Figure record extracts
## Start

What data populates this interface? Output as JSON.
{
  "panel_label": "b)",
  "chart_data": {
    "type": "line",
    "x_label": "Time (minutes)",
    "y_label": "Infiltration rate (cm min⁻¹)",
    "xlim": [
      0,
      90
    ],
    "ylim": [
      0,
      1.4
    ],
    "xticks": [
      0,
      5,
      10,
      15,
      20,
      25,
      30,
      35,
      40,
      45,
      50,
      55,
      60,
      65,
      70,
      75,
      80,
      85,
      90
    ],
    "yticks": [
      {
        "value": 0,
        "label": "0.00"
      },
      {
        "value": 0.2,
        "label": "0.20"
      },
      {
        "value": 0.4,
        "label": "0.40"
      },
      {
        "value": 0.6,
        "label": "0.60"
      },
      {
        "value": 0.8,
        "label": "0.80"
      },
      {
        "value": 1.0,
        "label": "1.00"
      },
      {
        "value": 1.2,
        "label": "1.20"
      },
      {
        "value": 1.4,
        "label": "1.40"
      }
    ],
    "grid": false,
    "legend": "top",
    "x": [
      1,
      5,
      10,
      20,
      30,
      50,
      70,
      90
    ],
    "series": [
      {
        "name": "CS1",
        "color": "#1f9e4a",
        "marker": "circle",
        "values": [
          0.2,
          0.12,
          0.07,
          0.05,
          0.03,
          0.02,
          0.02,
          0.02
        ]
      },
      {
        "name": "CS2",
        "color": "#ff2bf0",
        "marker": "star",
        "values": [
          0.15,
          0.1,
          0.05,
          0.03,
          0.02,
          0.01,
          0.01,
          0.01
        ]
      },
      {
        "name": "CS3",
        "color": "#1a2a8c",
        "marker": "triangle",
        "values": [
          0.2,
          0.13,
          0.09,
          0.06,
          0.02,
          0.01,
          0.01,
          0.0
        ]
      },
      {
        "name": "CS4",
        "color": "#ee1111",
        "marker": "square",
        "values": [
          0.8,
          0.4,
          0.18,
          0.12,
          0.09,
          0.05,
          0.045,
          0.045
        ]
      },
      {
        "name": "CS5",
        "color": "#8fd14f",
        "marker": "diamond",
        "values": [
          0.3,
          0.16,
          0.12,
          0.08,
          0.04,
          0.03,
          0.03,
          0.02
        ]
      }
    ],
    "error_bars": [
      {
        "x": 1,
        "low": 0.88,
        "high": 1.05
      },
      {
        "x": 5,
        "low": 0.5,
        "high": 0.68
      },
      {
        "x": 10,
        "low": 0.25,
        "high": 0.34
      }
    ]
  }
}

## End

TASK PROMPT:
Using the data above, repeat every line exactly.

ANSWER TO THIS TASK:
What data populates this interface? Output as JSON.
{
  "panel_label": "b)",
  "chart_data": {
    "type": "line",
    "x_label": "Time (minutes)",
    "y_label": "Infiltration rate (cm min⁻¹)",
    "xlim": [
      0,
      90
    ],
    "ylim": [
      0,
      1.4
    ],
    "xticks": [
      0,
      5,
      10,
      15,
      20,
      25,
      30,
      35,
      40,
      45,
      50,
      55,
      60,
      65,
      70,
      75,
      80,
      85,
      90
    ],
    "yticks": [
      {
        "value": 0,
        "label": "0.00"
      },
      {
        "value": 0.2,
        "label": "0.20"
      },
      {
        "value": 0.4,
        "label": "0.40"
      },
      {
        "value": 0.6,
        "label": "0.60"
      },
      {
        "value": 0.8,
        "label": "0.80"
      },
      {
        "value": 1.0,
        "label": "1.00"
      },
      {
        "value": 1.2,
        "label": "1.20"
      },
      {
        "value": 1.4,
        "label": "1.40"
      }
    ],
    "grid": false,
    "legend": "top",
    "x": [
      1,
      5,
      10,
      20,
      30,
      50,
      70,
      90
    ],
    "series": [
      {
        "name": "CS1",
        "color": "#1f9e4a",
        "marker": "circle",
        "values": [
          0.2,
          0.12,
          0.07,
          0.05,
          0.03,
          0.02,
          0.02,
          0.02
        ]
      },
      {
        "name": "CS2",
        "color": "#ff2bf0",
        "marker": "star",
        "values": [
          0.15,
          0.1,
          0.05,
          0.03,
          0.02,
          0.01,
          0.01,
          0.01
        ]
      },
      {
        "name": "CS3",
        "color": "#1a2a8c",
        "marker": "triangle",
        "values": [
          0.2,
          0.13,
          0.09,
          0.06,
          0.02,
          0.01,
          0.01,
          0.0
        ]
      },
      {
        "name": "CS4",
        "color": "#ee1111",
        "marker": "square",
        "values": [
          0.8,
          0.4,
          0.18,
          0.12,
          0.09,
          0.05,
          0.045,
          0.045
        ]
      },
      {
        "name": "CS5",
        "color": "#8fd14f",
        "marker": "diamond",
        "values": [
          0.3,
          0.16,
          0.12,
          0.08,
          0.04,
          0.03,
          0.03,
          0.02
        ]
      }
    ],
    "error_bars": [
      {
        "x": 1,
        "low": 0.88,
        "high": 1.05
      },
      {
        "x": 5,
        "low": 0.5,
        "high": 0.68
      },
      {
        "x": 10,
        "low": 0.25,
        "high": 0.34
      }
    ]
  }
}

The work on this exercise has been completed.